Given records:
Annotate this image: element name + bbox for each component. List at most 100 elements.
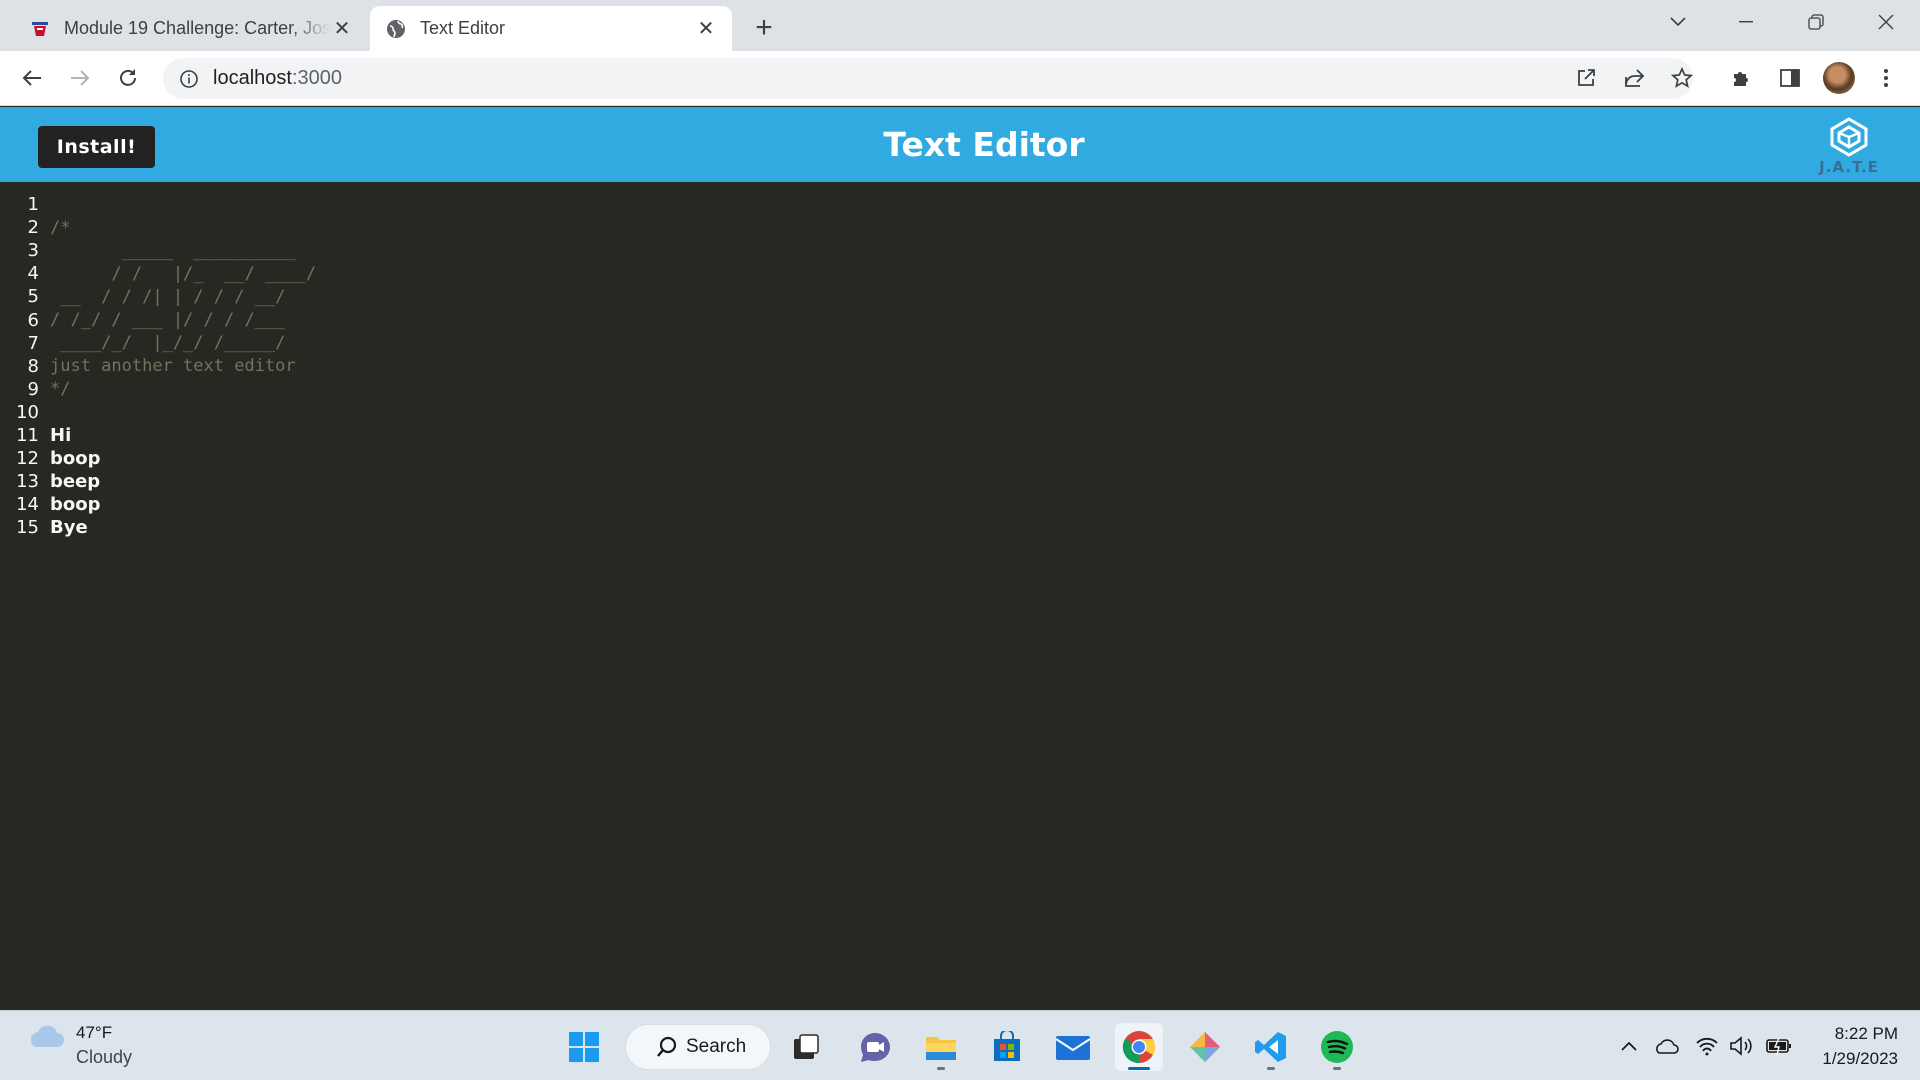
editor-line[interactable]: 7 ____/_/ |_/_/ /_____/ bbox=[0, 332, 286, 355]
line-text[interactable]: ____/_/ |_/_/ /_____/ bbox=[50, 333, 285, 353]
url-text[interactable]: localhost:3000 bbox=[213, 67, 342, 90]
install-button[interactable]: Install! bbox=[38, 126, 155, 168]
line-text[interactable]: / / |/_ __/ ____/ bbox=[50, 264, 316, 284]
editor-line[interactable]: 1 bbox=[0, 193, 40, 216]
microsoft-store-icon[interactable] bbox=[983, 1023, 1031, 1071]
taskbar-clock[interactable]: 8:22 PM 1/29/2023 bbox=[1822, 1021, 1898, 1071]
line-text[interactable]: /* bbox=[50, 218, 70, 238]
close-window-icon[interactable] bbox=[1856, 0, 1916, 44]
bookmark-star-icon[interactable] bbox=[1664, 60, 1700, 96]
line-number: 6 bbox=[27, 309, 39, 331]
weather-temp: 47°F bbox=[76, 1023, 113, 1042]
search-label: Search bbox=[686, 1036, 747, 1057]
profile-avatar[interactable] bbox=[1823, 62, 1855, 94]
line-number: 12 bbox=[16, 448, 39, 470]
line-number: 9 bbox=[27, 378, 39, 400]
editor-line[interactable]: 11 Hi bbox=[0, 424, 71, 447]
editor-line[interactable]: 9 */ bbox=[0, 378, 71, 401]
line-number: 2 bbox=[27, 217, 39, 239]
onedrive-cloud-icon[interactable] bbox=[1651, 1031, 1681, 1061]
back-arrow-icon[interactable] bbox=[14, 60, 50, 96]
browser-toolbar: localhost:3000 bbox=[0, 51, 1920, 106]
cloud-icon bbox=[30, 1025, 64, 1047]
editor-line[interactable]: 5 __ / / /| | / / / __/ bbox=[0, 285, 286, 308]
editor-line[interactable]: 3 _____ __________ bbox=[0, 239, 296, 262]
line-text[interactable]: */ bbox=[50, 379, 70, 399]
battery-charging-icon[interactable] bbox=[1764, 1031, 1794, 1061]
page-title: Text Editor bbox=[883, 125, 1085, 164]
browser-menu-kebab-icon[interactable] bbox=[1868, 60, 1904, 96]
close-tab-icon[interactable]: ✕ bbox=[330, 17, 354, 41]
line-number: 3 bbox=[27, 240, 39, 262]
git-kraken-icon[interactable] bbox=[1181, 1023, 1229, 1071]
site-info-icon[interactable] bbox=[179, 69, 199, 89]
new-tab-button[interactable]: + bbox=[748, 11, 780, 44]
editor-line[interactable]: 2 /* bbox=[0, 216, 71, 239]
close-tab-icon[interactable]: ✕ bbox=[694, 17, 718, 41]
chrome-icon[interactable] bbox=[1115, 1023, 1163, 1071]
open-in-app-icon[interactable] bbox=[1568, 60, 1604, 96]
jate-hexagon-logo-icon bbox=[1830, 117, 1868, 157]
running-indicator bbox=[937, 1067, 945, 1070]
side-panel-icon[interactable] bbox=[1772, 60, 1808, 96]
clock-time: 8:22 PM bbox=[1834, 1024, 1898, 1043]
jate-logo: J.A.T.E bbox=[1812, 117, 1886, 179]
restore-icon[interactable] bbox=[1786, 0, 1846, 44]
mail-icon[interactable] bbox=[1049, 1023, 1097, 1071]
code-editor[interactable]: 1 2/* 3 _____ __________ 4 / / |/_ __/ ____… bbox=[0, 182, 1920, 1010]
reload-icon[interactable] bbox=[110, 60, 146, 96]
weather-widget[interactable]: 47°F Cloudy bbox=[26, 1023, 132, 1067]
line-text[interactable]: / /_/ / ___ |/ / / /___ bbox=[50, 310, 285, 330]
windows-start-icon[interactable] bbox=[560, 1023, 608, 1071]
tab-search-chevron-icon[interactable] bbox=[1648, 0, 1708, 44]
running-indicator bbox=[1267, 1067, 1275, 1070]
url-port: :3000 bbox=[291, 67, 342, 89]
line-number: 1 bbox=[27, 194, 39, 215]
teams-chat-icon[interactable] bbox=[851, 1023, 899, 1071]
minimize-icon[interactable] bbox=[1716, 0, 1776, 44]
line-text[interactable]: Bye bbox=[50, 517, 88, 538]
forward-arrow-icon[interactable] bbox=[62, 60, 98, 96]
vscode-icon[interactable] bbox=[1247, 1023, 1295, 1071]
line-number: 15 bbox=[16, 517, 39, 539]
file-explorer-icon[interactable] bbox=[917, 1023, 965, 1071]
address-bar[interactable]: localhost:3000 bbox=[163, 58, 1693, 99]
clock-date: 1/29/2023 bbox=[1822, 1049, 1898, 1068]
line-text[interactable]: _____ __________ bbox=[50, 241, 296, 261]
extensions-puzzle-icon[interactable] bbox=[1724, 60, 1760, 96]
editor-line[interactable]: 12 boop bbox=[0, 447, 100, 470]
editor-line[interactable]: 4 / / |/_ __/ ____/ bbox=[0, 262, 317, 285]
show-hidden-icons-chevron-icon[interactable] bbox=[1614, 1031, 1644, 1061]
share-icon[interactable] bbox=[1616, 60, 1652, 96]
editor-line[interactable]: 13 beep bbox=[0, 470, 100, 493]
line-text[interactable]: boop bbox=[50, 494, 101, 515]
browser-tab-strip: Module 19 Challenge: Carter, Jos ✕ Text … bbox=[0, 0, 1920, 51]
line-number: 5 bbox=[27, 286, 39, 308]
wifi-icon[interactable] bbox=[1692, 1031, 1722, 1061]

Aim of the exercise:
Copy every line of the records word for word, leaving out the pictures.

Answer to the problem:
Annotate this image: element name + bbox for each component. List at most 100 elements.
editor-line[interactable]: 7 ____/_/ |_/_/ /_____/ bbox=[0, 332, 286, 355]
line-text[interactable]: ____/_/ |_/_/ /_____/ bbox=[50, 333, 285, 353]
url-text[interactable]: localhost:3000 bbox=[213, 67, 342, 90]
install-button[interactable]: Install! bbox=[38, 126, 155, 168]
line-text[interactable]: / / |/_ __/ ____/ bbox=[50, 264, 316, 284]
editor-line[interactable]: 1 bbox=[0, 193, 40, 216]
microsoft-store-icon[interactable] bbox=[983, 1023, 1031, 1071]
taskbar-clock[interactable]: 8:22 PM 1/29/2023 bbox=[1822, 1021, 1898, 1071]
line-text[interactable]: /* bbox=[50, 218, 70, 238]
close-window-icon[interactable] bbox=[1856, 0, 1916, 44]
bookmark-star-icon[interactable] bbox=[1664, 60, 1700, 96]
line-number: 6 bbox=[27, 309, 39, 331]
weather-temp: 47°F bbox=[76, 1023, 113, 1042]
search-label: Search bbox=[686, 1036, 747, 1057]
profile-avatar[interactable] bbox=[1823, 62, 1855, 94]
line-number: 12 bbox=[16, 448, 39, 470]
line-number: 9 bbox=[27, 378, 39, 400]
editor-line[interactable]: 11 Hi bbox=[0, 424, 71, 447]
editor-line[interactable]: 9 */ bbox=[0, 378, 71, 401]
line-number: 2 bbox=[27, 217, 39, 239]
onedrive-cloud-icon[interactable] bbox=[1651, 1031, 1681, 1061]
back-arrow-icon[interactable] bbox=[14, 60, 50, 96]
browser-toolbar: localhost:3000 bbox=[0, 51, 1920, 106]
cloud-icon bbox=[30, 1025, 64, 1047]
editor-line[interactable]: 5 __ / / /| | / / / __/ bbox=[0, 285, 286, 308]
editor-line[interactable]: 3 _____ __________ bbox=[0, 239, 296, 262]
line-text[interactable]: */ bbox=[50, 379, 70, 399]
battery-charging-icon[interactable] bbox=[1764, 1031, 1794, 1061]
page-title: Text Editor bbox=[883, 125, 1085, 164]
browser-menu-kebab-icon[interactable] bbox=[1868, 60, 1904, 96]
close-tab-icon[interactable]: ✕ bbox=[330, 17, 354, 41]
line-number: 3 bbox=[27, 240, 39, 262]
git-kraken-icon[interactable] bbox=[1181, 1023, 1229, 1071]
site-info-icon[interactable] bbox=[179, 69, 199, 89]
new-tab-button[interactable]: + bbox=[748, 11, 780, 44]
editor-line[interactable]: 2 /* bbox=[0, 216, 71, 239]
close-tab-icon[interactable]: ✕ bbox=[694, 17, 718, 41]
chrome-icon[interactable] bbox=[1115, 1023, 1163, 1071]
open-in-app-icon[interactable] bbox=[1568, 60, 1604, 96]
jate-hexagon-logo-icon bbox=[1830, 117, 1868, 157]
running-indicator bbox=[937, 1067, 945, 1070]
side-panel-icon[interactable] bbox=[1772, 60, 1808, 96]
clock-time: 8:22 PM bbox=[1834, 1024, 1898, 1043]
jate-logo: J.A.T.E bbox=[1812, 117, 1886, 179]
restore-icon[interactable] bbox=[1786, 0, 1846, 44]
mail-icon[interactable] bbox=[1049, 1023, 1097, 1071]
code-editor[interactable]: 1 2/* 3 _____ __________ 4 / / |/_ __/ ____… bbox=[0, 182, 1920, 1010]
reload-icon[interactable] bbox=[110, 60, 146, 96]
weather-widget[interactable]: 47°F Cloudy bbox=[26, 1023, 132, 1067]
line-text[interactable]: / /_/ / ___ |/ / / /___ bbox=[50, 310, 285, 330]
windows-start-icon[interactable] bbox=[560, 1023, 608, 1071]
tab-search-chevron-icon[interactable] bbox=[1648, 0, 1708, 44]
running-indicator bbox=[1267, 1067, 1275, 1070]
url-port: :3000 bbox=[291, 67, 342, 89]
line-number: 1 bbox=[27, 194, 39, 215]
teams-chat-icon[interactable] bbox=[851, 1023, 899, 1071]
minimize-icon[interactable] bbox=[1716, 0, 1776, 44]
line-text[interactable]: Bye bbox=[50, 517, 88, 538]
forward-arrow-icon[interactable] bbox=[62, 60, 98, 96]
vscode-icon[interactable] bbox=[1247, 1023, 1295, 1071]
line-number: 15 bbox=[16, 517, 39, 539]
file-explorer-icon[interactable] bbox=[917, 1023, 965, 1071]
address-bar[interactable]: localhost:3000 bbox=[163, 58, 1693, 99]
clock-date: 1/29/2023 bbox=[1822, 1049, 1898, 1068]
line-text[interactable]: _____ __________ bbox=[50, 241, 296, 261]
extensions-puzzle-icon[interactable] bbox=[1724, 60, 1760, 96]
editor-line[interactable]: 12 boop bbox=[0, 447, 100, 470]
editor-line[interactable]: 4 / / |/_ __/ ____/ bbox=[0, 262, 317, 285]
show-hidden-icons-chevron-icon[interactable] bbox=[1614, 1031, 1644, 1061]
share-icon[interactable] bbox=[1616, 60, 1652, 96]
editor-line[interactable]: 13 beep bbox=[0, 470, 100, 493]
line-text[interactable]: boop bbox=[50, 494, 101, 515]
browser-tab-strip: Module 19 Challenge: Carter, Jos ✕ Text … bbox=[0, 0, 1920, 51]
line-number: 5 bbox=[27, 286, 39, 308]
wifi-icon[interactable] bbox=[1692, 1031, 1722, 1061]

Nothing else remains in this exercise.